**Written request**
Say how many lines contain the string "Unit". Give no other output.

[Dataset records]
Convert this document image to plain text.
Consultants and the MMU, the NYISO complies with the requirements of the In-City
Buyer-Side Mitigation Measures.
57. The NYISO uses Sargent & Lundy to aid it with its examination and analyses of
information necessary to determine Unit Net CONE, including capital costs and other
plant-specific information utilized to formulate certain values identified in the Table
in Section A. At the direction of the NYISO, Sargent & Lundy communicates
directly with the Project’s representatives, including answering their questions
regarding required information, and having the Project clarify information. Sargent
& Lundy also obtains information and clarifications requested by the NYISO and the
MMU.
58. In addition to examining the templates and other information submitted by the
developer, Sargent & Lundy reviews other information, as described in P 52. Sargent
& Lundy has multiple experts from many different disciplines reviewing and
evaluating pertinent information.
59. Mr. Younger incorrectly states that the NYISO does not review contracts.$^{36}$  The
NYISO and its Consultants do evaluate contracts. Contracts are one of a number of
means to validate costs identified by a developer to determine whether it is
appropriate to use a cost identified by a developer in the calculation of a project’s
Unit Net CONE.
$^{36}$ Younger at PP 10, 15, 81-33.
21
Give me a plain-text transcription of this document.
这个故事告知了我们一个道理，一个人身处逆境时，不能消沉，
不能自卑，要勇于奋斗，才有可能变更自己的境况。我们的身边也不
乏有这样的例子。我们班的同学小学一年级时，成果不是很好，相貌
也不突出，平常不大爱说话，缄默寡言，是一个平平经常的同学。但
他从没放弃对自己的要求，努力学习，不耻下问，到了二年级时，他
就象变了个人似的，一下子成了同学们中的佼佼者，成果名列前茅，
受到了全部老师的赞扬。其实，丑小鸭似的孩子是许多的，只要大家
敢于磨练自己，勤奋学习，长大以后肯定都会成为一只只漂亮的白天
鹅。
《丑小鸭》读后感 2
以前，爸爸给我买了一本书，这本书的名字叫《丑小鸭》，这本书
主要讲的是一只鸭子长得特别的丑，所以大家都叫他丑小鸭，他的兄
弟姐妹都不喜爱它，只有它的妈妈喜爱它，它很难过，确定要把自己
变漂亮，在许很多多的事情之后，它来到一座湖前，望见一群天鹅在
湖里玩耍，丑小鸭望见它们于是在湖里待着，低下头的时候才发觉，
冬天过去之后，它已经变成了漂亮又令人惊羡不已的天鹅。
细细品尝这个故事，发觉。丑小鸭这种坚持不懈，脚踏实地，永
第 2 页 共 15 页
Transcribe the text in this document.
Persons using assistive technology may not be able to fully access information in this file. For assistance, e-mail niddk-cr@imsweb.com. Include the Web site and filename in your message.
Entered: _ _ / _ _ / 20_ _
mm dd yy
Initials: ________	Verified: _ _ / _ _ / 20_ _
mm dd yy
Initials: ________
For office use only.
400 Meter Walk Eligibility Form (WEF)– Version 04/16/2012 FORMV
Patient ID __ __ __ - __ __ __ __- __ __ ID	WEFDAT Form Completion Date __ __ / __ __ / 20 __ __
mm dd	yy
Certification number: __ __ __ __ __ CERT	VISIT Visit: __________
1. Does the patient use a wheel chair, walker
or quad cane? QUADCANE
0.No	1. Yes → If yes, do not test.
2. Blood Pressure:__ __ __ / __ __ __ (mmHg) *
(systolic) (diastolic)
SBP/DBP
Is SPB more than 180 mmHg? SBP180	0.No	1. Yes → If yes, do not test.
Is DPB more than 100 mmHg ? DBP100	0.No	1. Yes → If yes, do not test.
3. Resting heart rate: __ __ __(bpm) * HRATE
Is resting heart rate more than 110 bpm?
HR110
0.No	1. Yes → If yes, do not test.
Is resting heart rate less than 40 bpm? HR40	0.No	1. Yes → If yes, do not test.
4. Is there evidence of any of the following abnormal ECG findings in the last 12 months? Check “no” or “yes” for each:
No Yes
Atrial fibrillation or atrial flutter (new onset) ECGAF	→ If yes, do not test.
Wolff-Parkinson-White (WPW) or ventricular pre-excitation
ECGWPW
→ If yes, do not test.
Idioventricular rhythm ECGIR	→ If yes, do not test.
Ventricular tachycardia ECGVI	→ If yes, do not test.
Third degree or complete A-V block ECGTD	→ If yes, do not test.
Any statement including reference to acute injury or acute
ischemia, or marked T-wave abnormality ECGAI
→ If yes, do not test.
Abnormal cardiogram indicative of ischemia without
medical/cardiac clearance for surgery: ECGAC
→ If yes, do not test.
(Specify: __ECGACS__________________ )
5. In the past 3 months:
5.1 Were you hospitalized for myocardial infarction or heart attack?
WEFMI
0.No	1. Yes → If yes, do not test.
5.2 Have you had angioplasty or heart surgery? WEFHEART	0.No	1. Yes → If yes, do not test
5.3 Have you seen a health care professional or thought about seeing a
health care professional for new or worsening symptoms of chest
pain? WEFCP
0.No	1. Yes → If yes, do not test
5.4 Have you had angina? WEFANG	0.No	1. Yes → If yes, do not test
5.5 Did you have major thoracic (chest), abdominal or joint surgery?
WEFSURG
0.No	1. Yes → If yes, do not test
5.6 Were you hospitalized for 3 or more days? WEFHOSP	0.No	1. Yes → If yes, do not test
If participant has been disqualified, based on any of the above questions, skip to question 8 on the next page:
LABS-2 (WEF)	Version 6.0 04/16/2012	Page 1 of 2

**Exercise response**
2